WORK TO COMPLETE
Using the listing below, copy every line that mentions "this".

---- SUPPLIED ENTRIES

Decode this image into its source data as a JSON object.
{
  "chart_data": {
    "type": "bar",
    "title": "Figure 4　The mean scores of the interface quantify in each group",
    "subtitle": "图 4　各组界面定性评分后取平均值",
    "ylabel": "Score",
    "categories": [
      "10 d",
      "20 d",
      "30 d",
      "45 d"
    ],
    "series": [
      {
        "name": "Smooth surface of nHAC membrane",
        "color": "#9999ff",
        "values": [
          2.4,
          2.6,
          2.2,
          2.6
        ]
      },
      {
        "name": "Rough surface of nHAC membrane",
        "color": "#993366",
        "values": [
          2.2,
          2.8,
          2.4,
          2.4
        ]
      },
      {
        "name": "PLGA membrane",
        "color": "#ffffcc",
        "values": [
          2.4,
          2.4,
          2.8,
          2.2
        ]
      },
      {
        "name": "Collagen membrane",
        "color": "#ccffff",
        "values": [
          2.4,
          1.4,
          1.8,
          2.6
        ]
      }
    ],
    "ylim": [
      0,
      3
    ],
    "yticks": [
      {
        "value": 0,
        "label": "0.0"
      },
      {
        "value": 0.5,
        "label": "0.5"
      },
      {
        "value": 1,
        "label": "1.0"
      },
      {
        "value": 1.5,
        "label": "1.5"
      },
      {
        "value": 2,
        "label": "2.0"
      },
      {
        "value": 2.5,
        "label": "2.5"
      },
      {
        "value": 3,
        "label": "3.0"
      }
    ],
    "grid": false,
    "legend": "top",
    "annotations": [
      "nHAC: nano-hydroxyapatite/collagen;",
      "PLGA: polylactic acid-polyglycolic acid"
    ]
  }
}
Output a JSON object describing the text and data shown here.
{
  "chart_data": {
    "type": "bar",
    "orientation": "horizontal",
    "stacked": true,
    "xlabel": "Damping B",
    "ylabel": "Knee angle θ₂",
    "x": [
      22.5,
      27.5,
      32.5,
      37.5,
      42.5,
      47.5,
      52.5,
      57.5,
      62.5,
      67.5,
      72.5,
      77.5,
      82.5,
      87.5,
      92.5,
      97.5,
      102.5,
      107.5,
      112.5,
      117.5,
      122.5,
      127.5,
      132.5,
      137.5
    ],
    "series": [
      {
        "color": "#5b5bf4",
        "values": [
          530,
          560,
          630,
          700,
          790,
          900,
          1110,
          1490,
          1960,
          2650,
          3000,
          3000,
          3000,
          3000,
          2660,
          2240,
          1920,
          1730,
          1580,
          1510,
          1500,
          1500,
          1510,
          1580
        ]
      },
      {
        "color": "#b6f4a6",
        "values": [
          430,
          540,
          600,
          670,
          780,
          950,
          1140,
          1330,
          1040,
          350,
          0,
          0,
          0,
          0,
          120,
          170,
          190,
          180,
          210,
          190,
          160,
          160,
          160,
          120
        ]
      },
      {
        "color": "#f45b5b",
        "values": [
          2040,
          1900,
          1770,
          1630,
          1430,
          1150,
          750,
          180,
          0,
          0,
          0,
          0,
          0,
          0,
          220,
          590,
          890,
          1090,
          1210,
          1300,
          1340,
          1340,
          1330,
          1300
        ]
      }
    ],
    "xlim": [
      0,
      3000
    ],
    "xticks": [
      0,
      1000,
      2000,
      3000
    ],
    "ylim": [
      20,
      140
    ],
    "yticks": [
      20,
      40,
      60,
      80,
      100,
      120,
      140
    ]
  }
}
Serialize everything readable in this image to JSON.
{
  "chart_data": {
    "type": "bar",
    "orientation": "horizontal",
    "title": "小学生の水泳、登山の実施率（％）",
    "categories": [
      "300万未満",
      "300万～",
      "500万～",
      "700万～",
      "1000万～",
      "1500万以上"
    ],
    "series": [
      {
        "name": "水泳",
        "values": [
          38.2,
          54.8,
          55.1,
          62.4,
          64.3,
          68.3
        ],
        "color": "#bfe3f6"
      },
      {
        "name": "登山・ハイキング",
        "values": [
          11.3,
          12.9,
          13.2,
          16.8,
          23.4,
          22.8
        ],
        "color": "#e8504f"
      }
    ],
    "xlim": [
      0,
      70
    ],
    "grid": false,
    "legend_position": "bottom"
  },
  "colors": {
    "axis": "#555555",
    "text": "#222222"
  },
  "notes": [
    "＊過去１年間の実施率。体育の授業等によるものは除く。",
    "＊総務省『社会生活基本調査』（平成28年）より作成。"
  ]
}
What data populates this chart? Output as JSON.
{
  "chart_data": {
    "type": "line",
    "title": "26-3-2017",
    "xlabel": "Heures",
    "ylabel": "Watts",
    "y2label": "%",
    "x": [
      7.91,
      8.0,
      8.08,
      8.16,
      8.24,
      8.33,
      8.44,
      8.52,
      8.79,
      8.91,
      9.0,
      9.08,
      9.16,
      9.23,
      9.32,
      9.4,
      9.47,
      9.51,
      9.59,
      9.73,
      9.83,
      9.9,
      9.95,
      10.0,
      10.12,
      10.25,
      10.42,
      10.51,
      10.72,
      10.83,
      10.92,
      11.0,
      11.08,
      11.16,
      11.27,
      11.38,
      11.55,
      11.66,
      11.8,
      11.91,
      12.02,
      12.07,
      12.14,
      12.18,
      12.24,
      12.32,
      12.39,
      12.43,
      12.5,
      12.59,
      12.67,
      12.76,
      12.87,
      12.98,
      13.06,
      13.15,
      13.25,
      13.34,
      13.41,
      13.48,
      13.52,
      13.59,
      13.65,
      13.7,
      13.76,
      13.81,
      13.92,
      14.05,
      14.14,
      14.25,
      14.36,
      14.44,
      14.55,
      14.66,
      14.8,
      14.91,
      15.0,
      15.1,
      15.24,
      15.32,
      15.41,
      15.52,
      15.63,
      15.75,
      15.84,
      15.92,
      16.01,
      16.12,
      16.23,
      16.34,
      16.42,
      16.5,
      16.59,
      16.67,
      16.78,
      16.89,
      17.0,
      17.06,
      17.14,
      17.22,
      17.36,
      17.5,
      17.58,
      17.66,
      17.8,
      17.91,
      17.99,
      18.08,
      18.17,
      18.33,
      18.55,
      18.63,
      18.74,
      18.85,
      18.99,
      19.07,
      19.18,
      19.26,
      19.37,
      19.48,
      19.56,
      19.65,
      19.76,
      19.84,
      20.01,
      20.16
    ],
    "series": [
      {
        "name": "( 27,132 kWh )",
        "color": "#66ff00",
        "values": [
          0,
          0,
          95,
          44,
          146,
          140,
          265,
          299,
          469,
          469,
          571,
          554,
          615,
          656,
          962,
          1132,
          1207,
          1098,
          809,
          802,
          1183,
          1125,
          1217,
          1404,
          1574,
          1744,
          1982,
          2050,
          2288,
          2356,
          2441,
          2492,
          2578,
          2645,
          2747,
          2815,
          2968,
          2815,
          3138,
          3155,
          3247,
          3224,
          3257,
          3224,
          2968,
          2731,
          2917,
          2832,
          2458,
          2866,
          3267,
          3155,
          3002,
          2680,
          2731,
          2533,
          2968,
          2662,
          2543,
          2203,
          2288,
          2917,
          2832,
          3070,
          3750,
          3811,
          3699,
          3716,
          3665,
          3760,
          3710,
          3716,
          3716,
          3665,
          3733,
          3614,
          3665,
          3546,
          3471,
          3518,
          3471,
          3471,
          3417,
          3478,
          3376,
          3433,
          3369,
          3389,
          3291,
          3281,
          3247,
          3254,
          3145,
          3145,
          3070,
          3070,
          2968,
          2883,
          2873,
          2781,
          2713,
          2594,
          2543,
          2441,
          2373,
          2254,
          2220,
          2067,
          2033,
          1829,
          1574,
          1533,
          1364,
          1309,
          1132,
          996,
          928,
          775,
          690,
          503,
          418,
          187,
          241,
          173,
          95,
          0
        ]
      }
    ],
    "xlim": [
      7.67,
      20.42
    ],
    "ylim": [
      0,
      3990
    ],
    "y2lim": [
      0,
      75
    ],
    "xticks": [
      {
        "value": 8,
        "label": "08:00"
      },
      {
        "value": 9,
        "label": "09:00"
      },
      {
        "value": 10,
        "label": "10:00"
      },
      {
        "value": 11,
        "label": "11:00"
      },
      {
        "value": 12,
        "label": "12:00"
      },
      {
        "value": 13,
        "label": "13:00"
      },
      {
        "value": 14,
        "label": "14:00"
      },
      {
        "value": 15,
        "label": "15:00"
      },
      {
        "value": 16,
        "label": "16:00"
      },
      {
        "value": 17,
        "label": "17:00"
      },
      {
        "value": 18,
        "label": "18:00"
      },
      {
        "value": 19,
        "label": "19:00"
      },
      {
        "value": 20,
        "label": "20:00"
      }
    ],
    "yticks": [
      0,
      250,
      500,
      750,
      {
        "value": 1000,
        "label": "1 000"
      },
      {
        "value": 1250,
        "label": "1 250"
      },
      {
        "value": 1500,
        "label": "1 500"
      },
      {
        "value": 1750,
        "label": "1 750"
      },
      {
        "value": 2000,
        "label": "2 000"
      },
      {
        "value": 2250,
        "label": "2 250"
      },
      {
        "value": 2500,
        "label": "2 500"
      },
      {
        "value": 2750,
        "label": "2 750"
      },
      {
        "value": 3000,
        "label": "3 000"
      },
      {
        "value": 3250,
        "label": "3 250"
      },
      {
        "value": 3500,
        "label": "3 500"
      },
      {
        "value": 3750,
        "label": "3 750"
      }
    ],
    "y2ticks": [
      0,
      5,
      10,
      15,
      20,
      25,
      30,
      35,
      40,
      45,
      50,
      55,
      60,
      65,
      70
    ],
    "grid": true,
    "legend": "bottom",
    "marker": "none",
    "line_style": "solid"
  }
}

--------

FULL OUTPUT
Decode this image into its source data as a JSON object.
Serialize everything readable in this image to JSON.
What data populates this chart? Output as JSON.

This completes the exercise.